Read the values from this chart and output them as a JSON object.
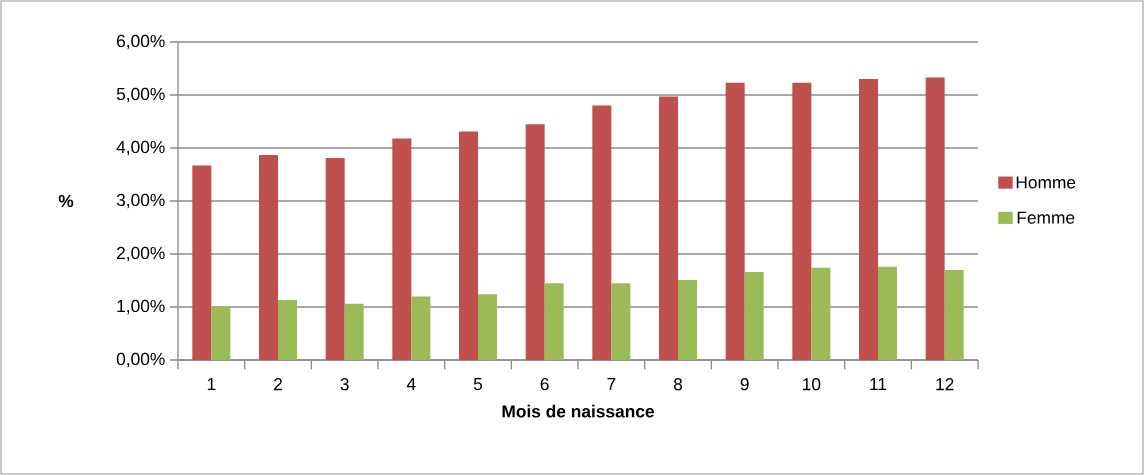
{
  "chart_data": {
    "type": "bar",
    "xlabel": "Mois de naissance",
    "ylabel": "%",
    "categories": [
      "1",
      "2",
      "3",
      "4",
      "5",
      "6",
      "7",
      "8",
      "9",
      "10",
      "11",
      "12"
    ],
    "series": [
      {
        "name": "Homme",
        "color": "#c0504d",
        "values": [
          3.67,
          3.87,
          3.81,
          4.18,
          4.31,
          4.45,
          4.8,
          4.97,
          5.23,
          5.23,
          5.3,
          5.33
        ]
      },
      {
        "name": "Femme",
        "color": "#9bbb59",
        "values": [
          1.02,
          1.13,
          1.06,
          1.2,
          1.24,
          1.45,
          1.45,
          1.51,
          1.66,
          1.74,
          1.76,
          1.7
        ]
      }
    ],
    "ylim": [
      0,
      6
    ],
    "yticks": [
      {
        "value": 0,
        "label": "0,00%"
      },
      {
        "value": 1,
        "label": "1,00%"
      },
      {
        "value": 2,
        "label": "2,00%"
      },
      {
        "value": 3,
        "label": "3,00%"
      },
      {
        "value": 4,
        "label": "4,00%"
      },
      {
        "value": 5,
        "label": "5,00%"
      },
      {
        "value": 6,
        "label": "6,00%"
      }
    ],
    "grid": "y",
    "legend": "right"
  }
}
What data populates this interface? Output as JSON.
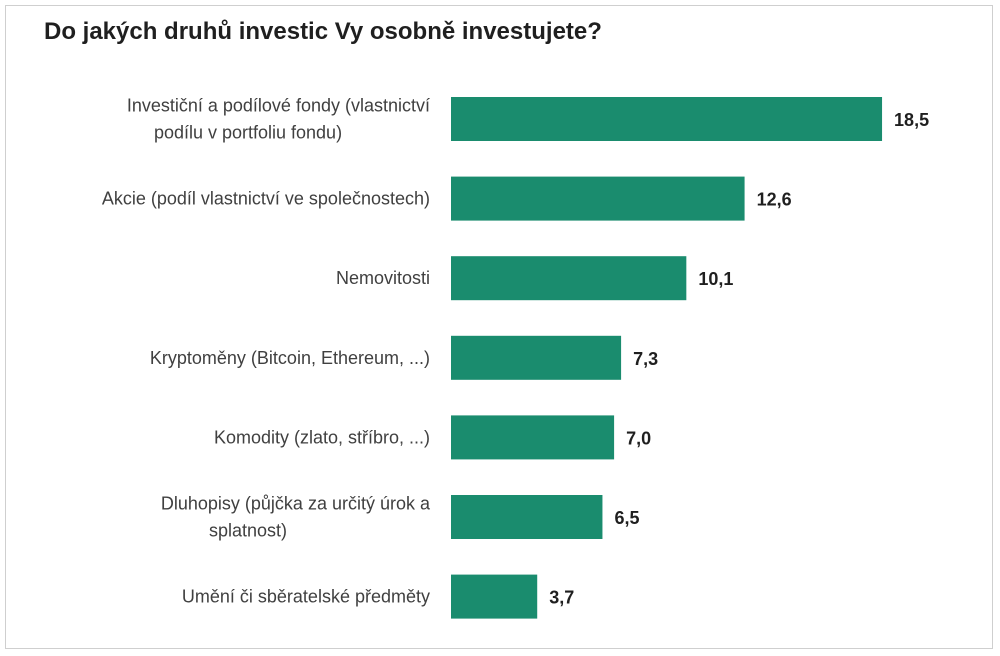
{
  "chart_data": {
    "type": "bar",
    "orientation": "horizontal",
    "title": "Do jakých druhů investic Vy osobně investujete?",
    "categories": [
      [
        "Investiční a podílové fondy (vlastnictví",
        "podílu v portfoliu fondu)"
      ],
      [
        "Akcie (podíl vlastnictví ve společnostech)"
      ],
      [
        "Nemovitosti"
      ],
      [
        "Kryptoměny (Bitcoin, Ethereum, ...)"
      ],
      [
        "Komodity (zlato, stříbro, ...)"
      ],
      [
        "Dluhopisy (půjčka za určitý úrok a",
        "splatnost)"
      ],
      [
        "Umění či sběratelské předměty"
      ]
    ],
    "values": [
      18.5,
      12.6,
      10.1,
      7.3,
      7.0,
      6.5,
      3.7
    ],
    "value_labels": [
      "18,5",
      "12,6",
      "10,1",
      "7,3",
      "7,0",
      "6,5",
      "3,7"
    ],
    "xlim": [
      0,
      20
    ],
    "grid": false,
    "bar_color": "#1a8c6e"
  }
}
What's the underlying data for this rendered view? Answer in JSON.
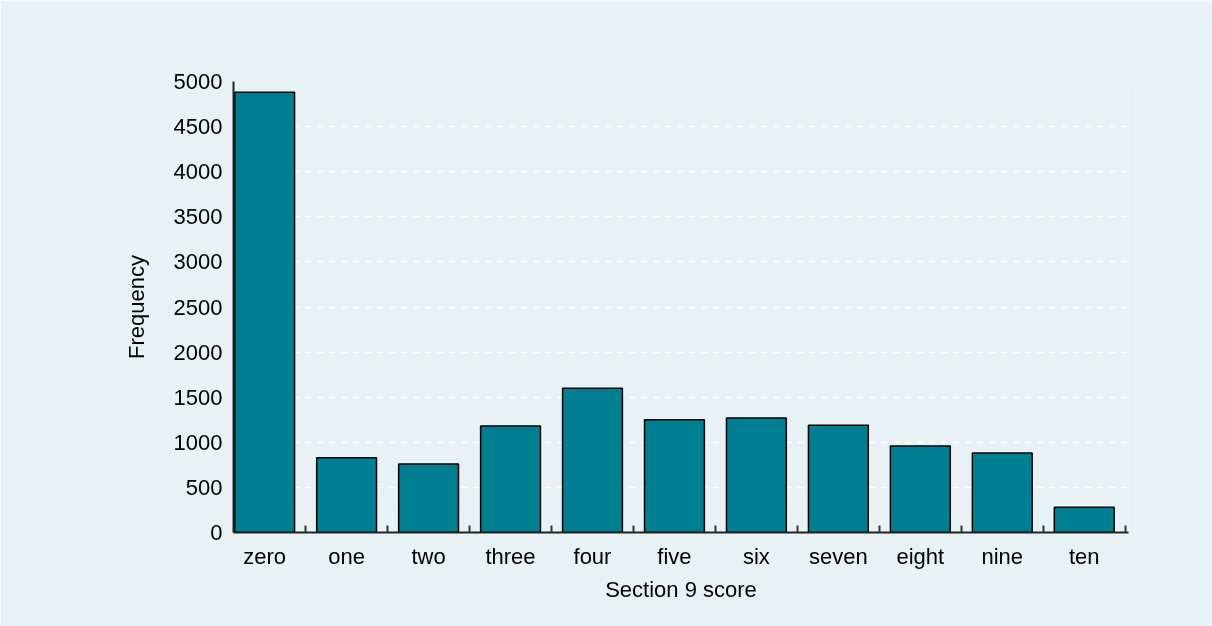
{
  "chart_data": {
    "type": "bar",
    "xlabel": "Section 9 score",
    "ylabel": "Frequency",
    "categories": [
      "zero",
      "one",
      "two",
      "three",
      "four",
      "five",
      "six",
      "seven",
      "eight",
      "nine",
      "ten"
    ],
    "values": [
      4880,
      830,
      760,
      1180,
      1600,
      1250,
      1270,
      1190,
      960,
      880,
      280
    ],
    "color": "#007f92",
    "ylim": [
      0,
      5000
    ],
    "yticks": [
      0,
      500,
      1000,
      1500,
      2000,
      2500,
      3000,
      3500,
      4000,
      4500,
      5000
    ],
    "grid": "y"
  }
}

----

• _AIM_: Scan the listing above for the word "JSON" and show each line where it is found.

• _EXERCISE OUTPUT_:
Read the values from this chart and output them as a JSON object.
What data populates this interface? Output as JSON.
What's the underlying data for this rendered view? Answer in JSON.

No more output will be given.